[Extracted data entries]
-- begin --

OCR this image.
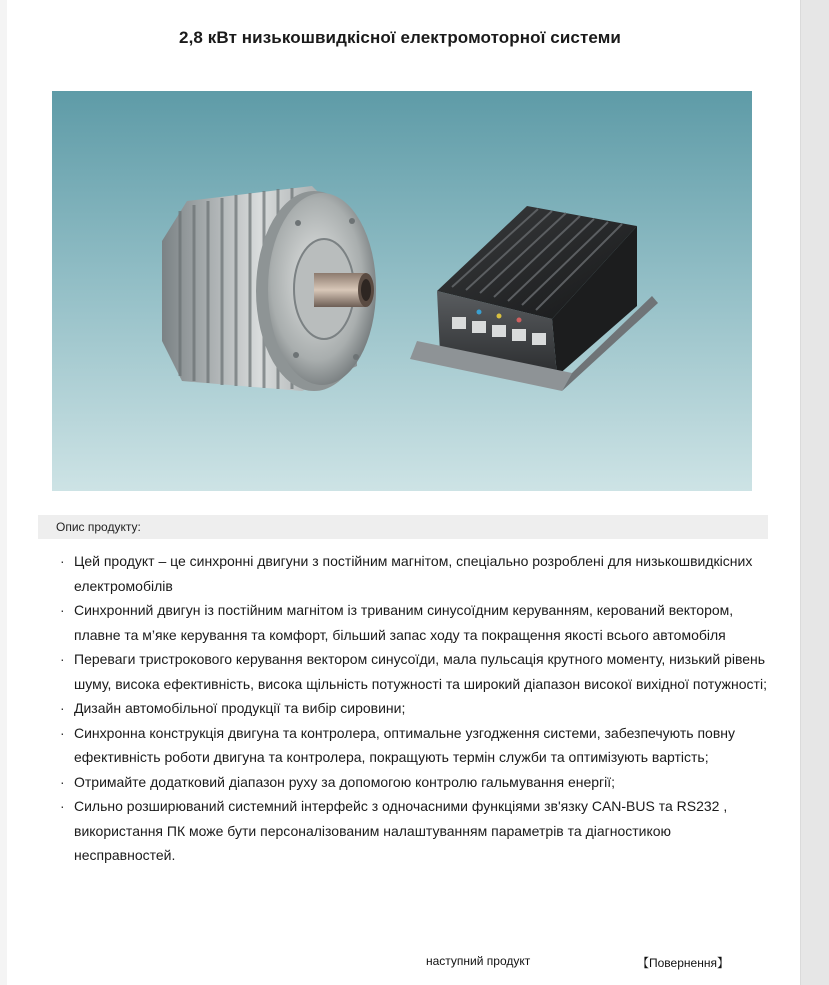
2,8 кВт низькошвидкісної електромоторної системи
Опис продукту:
· Цей продукт – це синхронні двигуни з постійним магнітом, спеціально розроблені для низькошвидкісних електромобілів
· Синхронний двигун із постійним магнітом із триваним синусоїдним керуванням, керований вектором, плавне та м’яке керування та комфорт, більший запас ходу та покращення якості всього автомобіля
· Переваги тристрокового керування вектором синусоїди, мала пульсація крутного моменту, низький рівень шуму, висока ефективність, висока щільність потужності та широкий діапазон високої вихідної потужності;
· Дизайн автомобільної продукції та вибір сировини;
· Синхронна конструкція двигуна та контролера, оптимальне узгодження системи, забезпечують повну ефективність роботи двигуна та контролера, покращують термін служби та оптимізують вартість;
· Отримайте додатковий діапазон руху за допомогою контролю гальмування енергії;
· Сильно розширюваний системний інтерфейс з одночасними функціями зв'язку CAN-BUS та RS232 , використання ПК може бути персоналізованим налаштуванням параметрів та діагностикою несправностей.
наступний продукт	【Повернення】
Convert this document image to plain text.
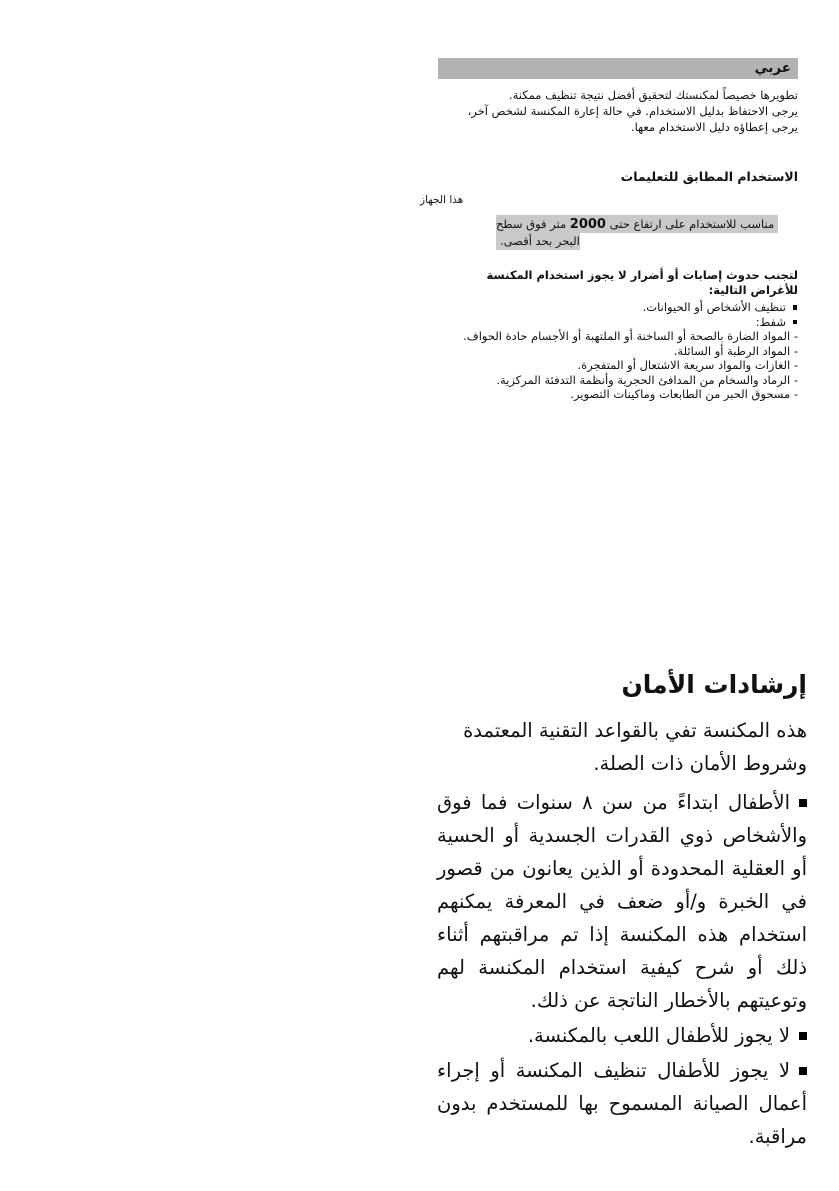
عربي

تطويرها خصيصاً لمكنستك لتحقيق أفضل نتيجة تنظيف ممكنة.

يرجى الاحتفاظ بدليل الاستخدام. في حالة إعارة المكنسة لشخص آخر، يرجى إعطاؤه دليل الاستخدام معها.

الاستخدام المطابق للتعليمات

هذا الجهاز

مناسب للاستخدام على ارتفاع حتى 2000 متر فوق سطح البحر بحد أقصى.

لتجنب حدوث إصابات أو أضرار لا يجوز استخدام المكنسة للأغراض التالية:

تنظيف الأشخاص أو الحيوانات.
شفط:

- المواد الضارة بالصحة أو الساخنة أو الملتهبة أو الأجسام حادة الحواف.

- المواد الرطبة أو السائلة.

- الغازات والمواد سريعة الاشتعال أو المتفجرة.

- الرماد والسخام من المدافئ الحجرية وأنظمة التدفئة المركزية.

- مسحوق الحبر من الطابعات وماكينات التصوير.

إرشادات الأمان

هذه المكنسة تفي بالقواعد التقنية المعتمدة وشروط الأمان ذات الصلة.

الأطفال ابتداءً من سن ٨ سنوات فما فوق والأشخاص ذوي القدرات الجسدية أو الحسية أو العقلية المحدودة أو الذين يعانون من قصور في الخبرة و/أو ضعف في المعرفة يمكنهم استخدام هذه المكنسة إذا تم مراقبتهم أثناء ذلك أو شرح كيفية استخدام المكنسة لهم وتوعيتهم بالأخطار الناتجة عن ذلك.
لا يجوز للأطفال اللعب بالمكنسة.
لا يجوز للأطفال تنظيف المكنسة أو إجراء أعمال الصيانة المسموح بها للمستخدم بدون مراقبة.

-- end --

### Written problem
Print each record exactly as it stands, leaving the images out.

### Result for this task
OCR this image.
2,8 кВт низькошвидкісної електромоторної системи
Опис продукту:
· Цей продукт – це синхронні двигуни з постійним магнітом, спеціально розроблені для низькошвидкісних електромобілів
· Синхронний двигун із постійним магнітом із триваним синусоїдним керуванням, керований вектором, плавне та м’яке керування та комфорт, більший запас ходу та покращення якості всього автомобіля
· Переваги тристрокового керування вектором синусоїди, мала пульсація крутного моменту, низький рівень шуму, висока ефективність, висока щільність потужності та широкий діапазон високої вихідної потужності;
· Дизайн автомобільної продукції та вибір сировини;
· Синхронна конструкція двигуна та контролера, оптимальне узгодження системи, забезпечують повну ефективність роботи двигуна та контролера, покращують термін служби та оптимізують вартість;
· Отримайте додатковий діапазон руху за допомогою контролю гальмування енергії;
· Сильно розширюваний системний інтерфейс з одночасними функціями зв'язку CAN-BUS та RS232 , використання ПК може бути персоналізованим налаштуванням параметрів та діагностикою несправностей.
наступний продукт	【Повернення】
Convert this document image to plain text.
عربي

تطويرها خصيصاً لمكنستك لتحقيق أفضل نتيجة تنظيف ممكنة.

يرجى الاحتفاظ بدليل الاستخدام. في حالة إعارة المكنسة لشخص آخر، يرجى إعطاؤه دليل الاستخدام معها.

الاستخدام المطابق للتعليمات

هذا الجهاز

مناسب للاستخدام على ارتفاع حتى 2000 متر فوق سطح البحر بحد أقصى.

لتجنب حدوث إصابات أو أضرار لا يجوز استخدام المكنسة للأغراض التالية:

تنظيف الأشخاص أو الحيوانات.
شفط:

- المواد الضارة بالصحة أو الساخنة أو الملتهبة أو الأجسام حادة الحواف.

- المواد الرطبة أو السائلة.

- الغازات والمواد سريعة الاشتعال أو المتفجرة.

- الرماد والسخام من المدافئ الحجرية وأنظمة التدفئة المركزية.

- مسحوق الحبر من الطابعات وماكينات التصوير.

إرشادات الأمان

هذه المكنسة تفي بالقواعد التقنية المعتمدة وشروط الأمان ذات الصلة.

الأطفال ابتداءً من سن ٨ سنوات فما فوق والأشخاص ذوي القدرات الجسدية أو الحسية أو العقلية المحدودة أو الذين يعانون من قصور في الخبرة و/أو ضعف في المعرفة يمكنهم استخدام هذه المكنسة إذا تم مراقبتهم أثناء ذلك أو شرح كيفية استخدام المكنسة لهم وتوعيتهم بالأخطار الناتجة عن ذلك.
لا يجوز للأطفال اللعب بالمكنسة.
لا يجوز للأطفال تنظيف المكنسة أو إجراء أعمال الصيانة المسموح بها للمستخدم بدون مراقبة.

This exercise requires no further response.